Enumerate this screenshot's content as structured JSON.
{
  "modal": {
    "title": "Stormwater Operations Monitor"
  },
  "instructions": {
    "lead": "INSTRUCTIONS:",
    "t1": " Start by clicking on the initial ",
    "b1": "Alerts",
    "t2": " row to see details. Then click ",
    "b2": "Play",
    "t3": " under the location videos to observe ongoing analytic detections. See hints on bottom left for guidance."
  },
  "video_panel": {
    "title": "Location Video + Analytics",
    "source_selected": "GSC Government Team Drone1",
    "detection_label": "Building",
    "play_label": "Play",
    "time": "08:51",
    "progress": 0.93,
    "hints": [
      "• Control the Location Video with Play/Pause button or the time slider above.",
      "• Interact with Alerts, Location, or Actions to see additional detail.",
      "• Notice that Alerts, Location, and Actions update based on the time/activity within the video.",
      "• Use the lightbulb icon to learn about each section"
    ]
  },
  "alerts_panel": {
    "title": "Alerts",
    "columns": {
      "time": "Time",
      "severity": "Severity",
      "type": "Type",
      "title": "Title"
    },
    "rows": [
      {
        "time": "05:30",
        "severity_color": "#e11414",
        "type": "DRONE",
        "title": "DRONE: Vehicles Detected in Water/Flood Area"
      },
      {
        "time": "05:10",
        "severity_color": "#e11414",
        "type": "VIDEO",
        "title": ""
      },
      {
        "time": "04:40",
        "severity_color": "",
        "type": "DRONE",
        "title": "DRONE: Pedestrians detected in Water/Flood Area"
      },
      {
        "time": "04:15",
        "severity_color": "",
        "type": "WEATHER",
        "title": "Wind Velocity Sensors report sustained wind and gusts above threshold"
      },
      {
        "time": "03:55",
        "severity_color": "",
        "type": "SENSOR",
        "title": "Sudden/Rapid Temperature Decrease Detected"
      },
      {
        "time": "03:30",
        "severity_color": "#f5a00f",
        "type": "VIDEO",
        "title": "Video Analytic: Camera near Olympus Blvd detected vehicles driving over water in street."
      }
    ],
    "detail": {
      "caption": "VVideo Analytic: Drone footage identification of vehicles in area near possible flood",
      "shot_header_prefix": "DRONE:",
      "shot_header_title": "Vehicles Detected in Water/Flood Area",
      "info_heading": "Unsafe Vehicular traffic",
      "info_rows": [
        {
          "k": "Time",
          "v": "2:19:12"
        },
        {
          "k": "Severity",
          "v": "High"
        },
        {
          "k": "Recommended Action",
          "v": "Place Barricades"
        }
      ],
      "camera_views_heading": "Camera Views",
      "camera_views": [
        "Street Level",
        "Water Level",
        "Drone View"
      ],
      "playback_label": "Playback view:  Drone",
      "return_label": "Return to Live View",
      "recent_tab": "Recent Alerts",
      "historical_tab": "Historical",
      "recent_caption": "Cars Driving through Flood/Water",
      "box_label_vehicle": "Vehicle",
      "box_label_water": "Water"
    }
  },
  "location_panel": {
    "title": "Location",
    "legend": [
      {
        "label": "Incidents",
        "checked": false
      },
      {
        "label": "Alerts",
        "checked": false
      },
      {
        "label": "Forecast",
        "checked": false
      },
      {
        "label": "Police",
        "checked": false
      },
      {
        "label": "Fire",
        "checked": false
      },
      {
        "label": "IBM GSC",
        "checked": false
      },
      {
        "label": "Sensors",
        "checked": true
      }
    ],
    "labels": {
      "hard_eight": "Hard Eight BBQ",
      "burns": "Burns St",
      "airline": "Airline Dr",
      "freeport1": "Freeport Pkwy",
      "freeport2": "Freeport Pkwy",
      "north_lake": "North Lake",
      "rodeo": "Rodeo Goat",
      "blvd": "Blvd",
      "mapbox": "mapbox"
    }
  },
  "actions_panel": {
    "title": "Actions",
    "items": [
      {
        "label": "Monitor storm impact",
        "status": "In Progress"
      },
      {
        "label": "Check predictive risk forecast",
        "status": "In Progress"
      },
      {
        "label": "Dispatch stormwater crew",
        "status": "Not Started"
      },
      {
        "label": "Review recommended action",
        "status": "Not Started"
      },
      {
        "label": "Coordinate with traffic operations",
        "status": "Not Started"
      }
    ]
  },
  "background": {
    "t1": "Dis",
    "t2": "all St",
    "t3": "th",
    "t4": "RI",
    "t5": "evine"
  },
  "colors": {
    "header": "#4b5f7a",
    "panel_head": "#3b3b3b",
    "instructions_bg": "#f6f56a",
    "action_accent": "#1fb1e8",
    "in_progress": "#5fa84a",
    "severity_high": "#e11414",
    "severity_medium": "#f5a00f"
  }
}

=-=-=

- **THE REQUEST**
What is the number of lines in the data above that include the word "Sensors"? Answer with that number only.

- **TASK RESULT**
2